● REQUIRED ACTION 1: In the Porter Bancorp filing, reproduce the passage from "2500 Eastpoint Parkway" to "principal executive offices)".
● REQUIRED ACTION 2: Which registration number appears in the Porter Bancorp filing?
● REQUIRED ACTION 3: Pick up the Porter Bancorp filing after its final line and keep writing.

● EXCERPTED TEXT:
—————

As filed with the Securities and Exchange Commission on September 22, 2017
Registration No. 333‑212207

 
UNITED STATES
SECURITIES AND EXCHANGE COMMISSION
Washington, D.C.  20549

POST-EFFECTIVE AMENDMENT NO. 1
TO
FORM S-1
REGISTRATION STATEMENT
UNDER
THE SECURITIES ACT OF 1933

PORTER BANCORP, INC.
(Exact name of Registrant as specified in its charter) 
 
Kentucky
61-1142247
(State or other jurisdiction of incorporation or organization)
(I.R.S. Employer Identification Number)
 
2500 Eastpoint Parkway
Louisville, Kentucky 40223
(502) 499-4800
(Address, including zip code, and telephone number, including area code, of Registrant's principal executive offices)

Phillip W. Barnhouse
Chief Financial Officer
Porter Bancorp, Inc.

—————

● DATA SECTION:
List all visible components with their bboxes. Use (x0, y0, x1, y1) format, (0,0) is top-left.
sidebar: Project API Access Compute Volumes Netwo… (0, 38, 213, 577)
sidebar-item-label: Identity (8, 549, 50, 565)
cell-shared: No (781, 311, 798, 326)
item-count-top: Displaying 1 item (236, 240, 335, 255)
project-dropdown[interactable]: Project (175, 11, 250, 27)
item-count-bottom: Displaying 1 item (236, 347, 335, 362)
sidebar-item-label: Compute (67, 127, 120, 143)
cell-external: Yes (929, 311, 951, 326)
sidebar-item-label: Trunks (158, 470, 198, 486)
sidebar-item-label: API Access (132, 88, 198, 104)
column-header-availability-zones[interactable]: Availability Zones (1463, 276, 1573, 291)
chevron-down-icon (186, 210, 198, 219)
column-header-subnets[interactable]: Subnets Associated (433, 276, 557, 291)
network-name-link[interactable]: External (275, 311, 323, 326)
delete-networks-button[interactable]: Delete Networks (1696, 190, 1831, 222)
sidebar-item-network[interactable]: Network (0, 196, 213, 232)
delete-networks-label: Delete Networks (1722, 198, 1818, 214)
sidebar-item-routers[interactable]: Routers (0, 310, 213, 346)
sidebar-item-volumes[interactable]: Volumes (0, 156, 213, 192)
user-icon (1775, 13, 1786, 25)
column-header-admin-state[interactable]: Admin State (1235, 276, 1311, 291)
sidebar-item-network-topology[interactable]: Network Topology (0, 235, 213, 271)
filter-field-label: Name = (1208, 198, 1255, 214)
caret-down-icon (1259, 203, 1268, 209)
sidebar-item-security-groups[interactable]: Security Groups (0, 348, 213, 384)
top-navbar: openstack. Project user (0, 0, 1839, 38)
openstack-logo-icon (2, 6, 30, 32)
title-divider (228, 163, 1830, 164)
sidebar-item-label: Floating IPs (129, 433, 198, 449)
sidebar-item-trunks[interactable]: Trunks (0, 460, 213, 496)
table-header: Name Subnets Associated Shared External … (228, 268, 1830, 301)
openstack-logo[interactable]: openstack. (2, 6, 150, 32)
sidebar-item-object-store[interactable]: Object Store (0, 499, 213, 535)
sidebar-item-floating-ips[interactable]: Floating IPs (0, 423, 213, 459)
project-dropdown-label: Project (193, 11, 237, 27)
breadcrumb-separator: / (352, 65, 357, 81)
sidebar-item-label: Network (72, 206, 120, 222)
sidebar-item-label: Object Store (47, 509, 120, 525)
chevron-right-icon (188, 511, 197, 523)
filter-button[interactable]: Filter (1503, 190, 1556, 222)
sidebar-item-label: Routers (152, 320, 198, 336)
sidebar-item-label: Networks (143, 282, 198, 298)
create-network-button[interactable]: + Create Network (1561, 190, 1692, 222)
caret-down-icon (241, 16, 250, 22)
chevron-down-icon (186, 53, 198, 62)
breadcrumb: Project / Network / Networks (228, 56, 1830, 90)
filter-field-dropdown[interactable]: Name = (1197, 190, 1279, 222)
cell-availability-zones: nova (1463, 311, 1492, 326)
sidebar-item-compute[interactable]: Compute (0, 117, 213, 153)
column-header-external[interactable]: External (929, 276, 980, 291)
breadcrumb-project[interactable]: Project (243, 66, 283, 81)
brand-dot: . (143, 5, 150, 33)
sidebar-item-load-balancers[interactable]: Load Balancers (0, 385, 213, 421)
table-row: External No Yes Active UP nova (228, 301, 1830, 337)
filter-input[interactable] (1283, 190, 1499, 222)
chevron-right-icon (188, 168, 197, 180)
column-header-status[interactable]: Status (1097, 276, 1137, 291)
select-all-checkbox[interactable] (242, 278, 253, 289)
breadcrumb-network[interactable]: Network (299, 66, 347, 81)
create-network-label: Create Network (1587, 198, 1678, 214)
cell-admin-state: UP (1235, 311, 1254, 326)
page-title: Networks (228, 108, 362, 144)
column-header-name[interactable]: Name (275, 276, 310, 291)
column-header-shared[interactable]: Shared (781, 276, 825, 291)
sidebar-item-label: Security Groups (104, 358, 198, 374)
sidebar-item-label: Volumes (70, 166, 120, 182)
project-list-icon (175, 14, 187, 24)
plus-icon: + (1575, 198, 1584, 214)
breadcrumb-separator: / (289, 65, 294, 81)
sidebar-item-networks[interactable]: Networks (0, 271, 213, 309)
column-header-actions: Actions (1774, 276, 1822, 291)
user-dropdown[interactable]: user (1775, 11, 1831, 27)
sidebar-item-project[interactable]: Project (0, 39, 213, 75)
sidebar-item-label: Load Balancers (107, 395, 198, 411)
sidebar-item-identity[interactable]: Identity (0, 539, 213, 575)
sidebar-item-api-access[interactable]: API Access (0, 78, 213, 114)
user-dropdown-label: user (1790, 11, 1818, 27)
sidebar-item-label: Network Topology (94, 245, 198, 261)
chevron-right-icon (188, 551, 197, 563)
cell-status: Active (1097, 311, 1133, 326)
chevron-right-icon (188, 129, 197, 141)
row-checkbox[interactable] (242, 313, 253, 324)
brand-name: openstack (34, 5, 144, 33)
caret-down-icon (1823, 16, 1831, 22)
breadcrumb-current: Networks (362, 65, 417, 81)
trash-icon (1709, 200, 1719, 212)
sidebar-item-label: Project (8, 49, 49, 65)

—————

● RESPONSE BOX 1:
2500 Eastpoint Parkway
Louisville, Kentucky 40223
(502) 499-4800
(Address, including zip code, and telephone number, including area code, of Registrant's principal executive offices)

● RESPONSE BOX 2: 333‑212207

● RESPONSE BOX 3:
2500 Eastpoint Parkway
Louisville, Kentucky 40223
(502) 499-4800
(Name, address, including zip code, and telephone number, including area code, of agent for service)

With copies to :
Alan K. MacDonald
Frost Brown Todd LLC
400 West Market Street, Suite 3200
Louisville, KY  40202
(502) 589-5400

 
Indicate by check mark whether the registrant is a large accelerated filer, an accelerated filer, a non-accelerated filer, or a smaller reporting company.  See the definitions of “large accelerated filer,” “accelerated filer” and “smaller reporting company” in Rule 12b-2 of the Exchange Act.
 
Large accelerated filer 
Accelerated filer 
Non-accelerated filer 
Smaller reporting company  ý
 



This Post-Effective Amendment No.1 is being filed to remove from registration the Registrant’s 680,000 Common Shares, no par value, registered pursuant to this Registration No. 333-212207 that remain unsold at the termination of the offering.  The number of Common Shares has been adjusted to reflect the 1-for-5 reverse stock split of the Registrant’s Common Shares that was effective as of December 16, 2016.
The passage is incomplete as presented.